■ Selected text:
※ ※ ※
Outright Games Ludology Now
Every parent who loves video games looks forward to that moment their child can experience their favorite titles with them. For me that moment came early – at age three, all my son wanted to play was Dark Souls. Sure, that came from watching me play and wanting to emulate that, but he did well! Astro’s Playroom taught him how to use a 3D camera and the triggers, and he brought that knowledge with him into Lordran.
Of course, it is quite a difficult game, and so we experimented with other things. At the time we had been watching (far too much) PAW Patrol, so we decided to check out PAW Patrol Mighty Pups: Save Adventure Bay. This was my first encounter with Outright Games, but it would be far from the last.
MY PREVIOUS THOUGHTS ON OUTRIGHT GAMES CAN BE FOUND HERE: GAMES MY KIDS LOVED IN 2025
I didn’t know it then, but the same year Outright Games released PAW Patrol Might Pups: Save Adventure Bay, it also put out six other titles: Gigantosaurus: The Game, Trollhunters: Defenders of Arcadia, L.O.L. Surprise! Movie Maker, Zoids Wild: Blast Unleashed, Ben 10: Power Trip, and Transformers: Battlegrounds. The next year, in 2021, Outright Games released titles based on Bratz, DreamWorks Spirit, The Addams Family, Peppa Pig, PJ Masks, and more. The company has cornered the market on licensed products for children, and I’m here to say that they need to take that more seriously.
Most recently, my (three-, soon to be four-year-old) daughter and I have played The Grinch: Christmas Adventures and DreamWorks Gabby’s Dollhouse: Ready to Party. Out of any of these titles, I do think the Gabby’s Dollhouse game tries the most to be enjoyable, but every single product Outright Games comes out with feels undercooked and unseasoned. They are hollow, soulless facsimiles of what a real game with these characters could be, and it all feels like such a painful waste.
In as best an example as I can give, Outright Games published the abysmal Bluey video game a year or so ago.
To be clear, Outright Games is a publisher, not a developer. They have worked with many, many studios over the years, including 3DClouds, Aheartfulofgames, Artax Games, Casual Brothers Ltd., Climax Studios, Drakhar Studio, Graphite Lab, Infinigon S.L., Melbot Studios, Petoons Studio, PHL Collective, Recotechnology S.L., Stage Clear Studios, Tessera Studios, Torus Games, and Xaloc Studios — and those are just the ones Outright Games worked with more than once.
※ ※ ※
■ Extracted information:
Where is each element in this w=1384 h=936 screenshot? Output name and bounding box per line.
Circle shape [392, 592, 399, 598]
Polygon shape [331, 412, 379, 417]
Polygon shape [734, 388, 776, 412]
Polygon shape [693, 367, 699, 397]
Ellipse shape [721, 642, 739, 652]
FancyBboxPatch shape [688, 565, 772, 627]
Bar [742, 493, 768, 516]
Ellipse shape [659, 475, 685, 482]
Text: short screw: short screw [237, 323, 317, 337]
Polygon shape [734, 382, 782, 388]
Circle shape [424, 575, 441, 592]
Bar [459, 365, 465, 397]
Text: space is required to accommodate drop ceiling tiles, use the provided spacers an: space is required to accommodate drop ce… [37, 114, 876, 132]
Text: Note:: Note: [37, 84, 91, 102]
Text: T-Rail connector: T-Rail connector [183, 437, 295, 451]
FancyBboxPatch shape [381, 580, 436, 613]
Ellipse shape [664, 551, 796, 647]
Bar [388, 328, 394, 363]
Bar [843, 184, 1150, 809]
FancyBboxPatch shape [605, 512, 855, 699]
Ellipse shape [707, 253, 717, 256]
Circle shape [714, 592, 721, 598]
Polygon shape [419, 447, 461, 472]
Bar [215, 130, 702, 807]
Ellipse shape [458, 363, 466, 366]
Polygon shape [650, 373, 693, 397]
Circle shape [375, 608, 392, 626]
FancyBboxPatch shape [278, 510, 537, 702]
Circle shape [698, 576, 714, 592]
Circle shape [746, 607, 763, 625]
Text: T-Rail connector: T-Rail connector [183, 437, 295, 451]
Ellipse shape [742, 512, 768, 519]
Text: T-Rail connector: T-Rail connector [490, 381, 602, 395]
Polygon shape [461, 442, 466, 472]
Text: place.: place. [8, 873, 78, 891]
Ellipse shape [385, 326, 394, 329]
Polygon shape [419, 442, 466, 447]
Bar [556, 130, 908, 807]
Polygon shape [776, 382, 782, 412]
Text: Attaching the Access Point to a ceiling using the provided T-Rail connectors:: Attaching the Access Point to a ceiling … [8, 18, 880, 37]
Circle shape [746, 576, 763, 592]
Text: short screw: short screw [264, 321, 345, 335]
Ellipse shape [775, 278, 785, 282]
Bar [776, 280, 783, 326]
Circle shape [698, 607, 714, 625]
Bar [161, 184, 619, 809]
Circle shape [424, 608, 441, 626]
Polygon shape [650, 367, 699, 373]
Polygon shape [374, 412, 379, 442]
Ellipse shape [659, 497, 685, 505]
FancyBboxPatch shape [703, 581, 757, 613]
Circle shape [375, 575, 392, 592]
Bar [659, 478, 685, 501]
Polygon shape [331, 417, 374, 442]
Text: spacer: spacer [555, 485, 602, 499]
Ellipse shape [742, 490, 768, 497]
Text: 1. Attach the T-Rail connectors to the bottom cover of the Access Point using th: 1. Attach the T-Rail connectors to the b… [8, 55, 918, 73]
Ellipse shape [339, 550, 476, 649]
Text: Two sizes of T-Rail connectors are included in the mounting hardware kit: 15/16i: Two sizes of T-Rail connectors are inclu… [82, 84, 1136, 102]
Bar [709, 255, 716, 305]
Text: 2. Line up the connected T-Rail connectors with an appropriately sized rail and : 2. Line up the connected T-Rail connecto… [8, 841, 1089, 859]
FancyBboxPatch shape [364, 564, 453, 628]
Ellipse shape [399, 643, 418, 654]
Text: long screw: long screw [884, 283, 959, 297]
※ ※ ※
■ Required work:
[A] In the Outright Games article, which game taught the writer's son how to use a 3D camera and the triggers?
[B] Summarize the Outright Games article in two sentences.

■ Answer list:
[A] Astro's Playroom

[B] The writer first encountered Outright Games through PAW Patrol Mighty Pups: Save Adventure Bay, and notes that the company is a publisher, not a developer, that has cornered the market on licensed children's games and worked with many studios. The writer argues that every Outright Games product, including recent Grinch and Gabby's Dollhouse titles, feels undercooked and hollow, and that the company needs to take its licensed products more seriously.